THE EXERCISE
Reproduce only the lines from the one containing "panel-caption: (a) <box>376 650 405 679</box>" through the one containing "chart-panel-a: 0 100", inclusive, swapping every "legend-r-symbol" for "legend-r2-symbol" and keeping everything else the same.

Stored dataset items:
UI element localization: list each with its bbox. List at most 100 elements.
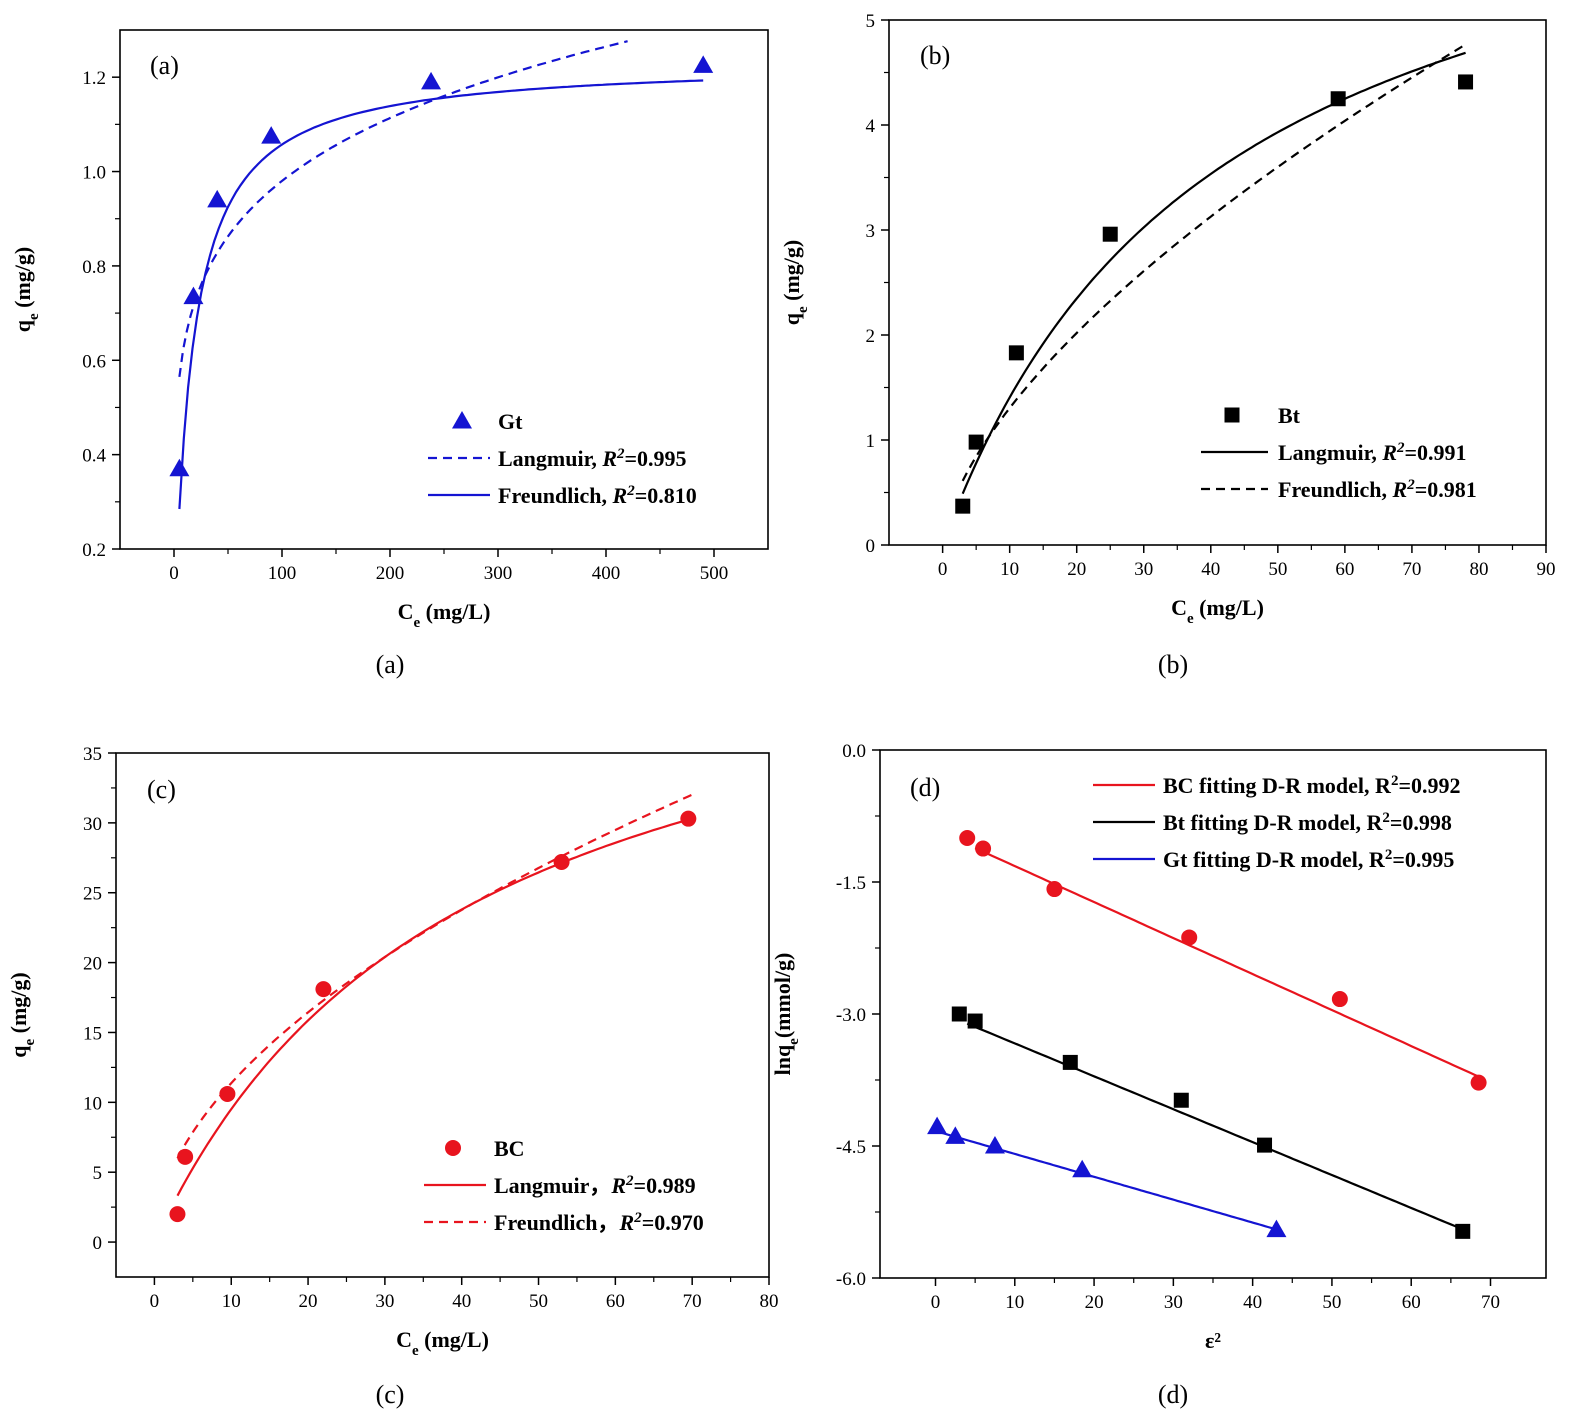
panel-caption: (a) <box>376 650 405 679</box>
axis-label-part: lnq <box>770 1044 795 1075</box>
x-tick-label: 0 <box>150 1291 160 1312</box>
legend-r-symbol: R <box>1381 440 1397 465</box>
legend-r-symbol: R <box>612 483 628 508</box>
chart-panel-a: 0 100 200 300 400 500 0.2 0.4 0.6 0.8 1.0 1.2 Ce (mg… <box>10 29 769 679</box>
chart-panel-c: 0 10 20 30 40 50 60 70 80 0 5 10 15 20 25 30 35 Ce (mg/L)… <box>6 744 779 1409</box>
legend-r-value: =0.970 <box>642 1210 704 1235</box>
legend-r-value: =0.810 <box>635 483 697 508</box>
plot-frame <box>888 19 1547 546</box>
x-tick-label: 40 <box>1201 559 1220 580</box>
fit-line-gt-fitting-d-r-model <box>936 1130 1277 1231</box>
data-point-gt <box>169 458 190 477</box>
legend-label: Bt <box>1278 403 1301 428</box>
legend-r-symbol: R <box>1392 477 1408 502</box>
x-axis-label: Ce (mg/L) <box>396 1327 489 1359</box>
data-point-bt <box>1330 91 1346 107</box>
x-tick-label: 20 <box>1085 1292 1104 1313</box>
legend-series-name: Langmuir, <box>498 446 602 471</box>
legend-label: Freundlich, R2=0.981 <box>1278 477 1477 502</box>
x-tick-label: 60 <box>606 1291 625 1312</box>
x-axis-label: Ce (mg/L) <box>1171 595 1264 627</box>
data-point-gt <box>945 1126 966 1144</box>
data-point-bc <box>177 1148 194 1165</box>
data-point-bc <box>975 840 992 857</box>
x-tick-label: 60 <box>1402 1292 1421 1313</box>
data-point-gt <box>1072 1159 1093 1178</box>
legend-label: BC <box>494 1136 525 1161</box>
y-tick-label: 10 <box>83 1093 102 1114</box>
legend-series-name: Freundlich， <box>494 1210 620 1235</box>
legend-r-symbol: R <box>1375 773 1392 798</box>
y-axis-label: lnqe(mmol/g) <box>770 953 802 1076</box>
y-tick-label: 20 <box>83 954 102 975</box>
legend-label: Gt <box>498 409 523 434</box>
axis-label-part: (mg/g) <box>10 247 35 314</box>
data-point-gt <box>984 1136 1005 1154</box>
data-point-bt <box>1102 226 1118 242</box>
data-point-bc <box>1470 1074 1487 1091</box>
legend-r-symbol: R <box>610 1173 626 1198</box>
legend-r-superscript: 2 <box>626 483 635 499</box>
fit-line-langmuir <box>961 51 1466 495</box>
legend-r-superscript: 2 <box>625 1173 634 1189</box>
data-point-gt <box>183 286 204 305</box>
x-tick-label: 200 <box>376 563 405 584</box>
data-point-bc <box>959 830 976 846</box>
legend-series-name: Gt fitting D-R model, <box>1163 847 1369 872</box>
legend-r-superscript: 2 <box>633 1210 642 1226</box>
x-tick-label: 500 <box>700 563 729 584</box>
data-point-bc <box>1181 929 1198 946</box>
y-tick-label: 25 <box>83 884 102 905</box>
fit-line-freundlich <box>178 79 704 510</box>
y-tick-label: 0 <box>866 536 876 557</box>
y-tick-label: 30 <box>83 814 102 835</box>
y-axis-label: qe (mg/g) <box>779 240 811 326</box>
x-tick-label: 10 <box>222 1291 241 1312</box>
data-point-bt <box>1458 74 1474 90</box>
x-tick-label: 40 <box>1243 1292 1262 1313</box>
legend-series-name: BC fitting D-R model, <box>1163 773 1375 798</box>
x-tick-label: 80 <box>1469 559 1488 580</box>
data-point-bt <box>1062 1054 1078 1070</box>
data-point-gt <box>261 126 282 144</box>
legend-label: BC fitting D-R model, R2=0.992 <box>1163 773 1460 798</box>
x-tick-label: 100 <box>268 563 297 584</box>
legend-series-name: Bt fitting D-R model, <box>1163 810 1366 835</box>
y-axis-label: qe (mg/g) <box>6 972 38 1058</box>
panel-caption: (c) <box>376 1380 405 1409</box>
y-tick-label: 5 <box>93 1163 103 1184</box>
data-point-bc <box>1331 991 1348 1008</box>
axis-label-part: q <box>6 1045 31 1058</box>
legend-label: Langmuir, R2=0.995 <box>498 446 687 471</box>
x-tick-label: 20 <box>1067 559 1086 580</box>
x-tick-label: 40 <box>452 1291 471 1312</box>
y-tick-label: 0.0 <box>842 741 866 762</box>
legend-series-name: Langmuir， <box>494 1173 611 1198</box>
x-tick-label: 90 <box>1537 559 1556 580</box>
legend-series-name: Freundlich, <box>1278 477 1393 502</box>
x-tick-label: 20 <box>299 1291 318 1312</box>
data-point-bc <box>315 981 332 998</box>
axis-label-subscript: e <box>786 1038 802 1045</box>
y-axis-label: qe (mg/g) <box>10 247 42 333</box>
legend-r-symbol: R <box>601 446 617 471</box>
panel-tag: (d) <box>910 773 940 802</box>
y-tick-label: -1.5 <box>836 873 866 894</box>
data-point-bt <box>951 1006 967 1022</box>
legend-r-value: =0.995 <box>625 446 687 471</box>
axis-label-subscript: e <box>1187 611 1194 627</box>
axis-label-subscript: e <box>26 313 42 320</box>
legend-r-symbol: R <box>619 1210 635 1235</box>
axis-label-part: C <box>1171 595 1187 620</box>
data-point-bt <box>968 434 984 450</box>
y-tick-label: 4 <box>866 116 876 137</box>
axis-label-subscript: e <box>22 1039 38 1046</box>
y-tick-label: 5 <box>866 11 876 32</box>
y-tick-label: -4.5 <box>836 1137 866 1158</box>
x-tick-label: 0 <box>931 1292 941 1313</box>
data-point-bt <box>1455 1223 1471 1239</box>
y-tick-label: 0.8 <box>82 257 106 278</box>
legend-series-name: Langmuir, <box>1278 440 1382 465</box>
axis-label-part: (mg/g) <box>6 972 31 1039</box>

SOLUTION
panel-caption: (a) <box>376 650 405 679</box>
axis-label-part: lnq <box>770 1044 795 1075</box>
x-tick-label: 0 <box>150 1291 160 1312</box>
legend-r2-symbol: R <box>1381 440 1397 465</box>
legend-r2-symbol: R <box>612 483 628 508</box>
chart-panel-a: 0 100 200 300 400 500 0.2 0.4 0.6 0.8 1.0 1.2 Ce (mg… <box>10 29 769 679</box>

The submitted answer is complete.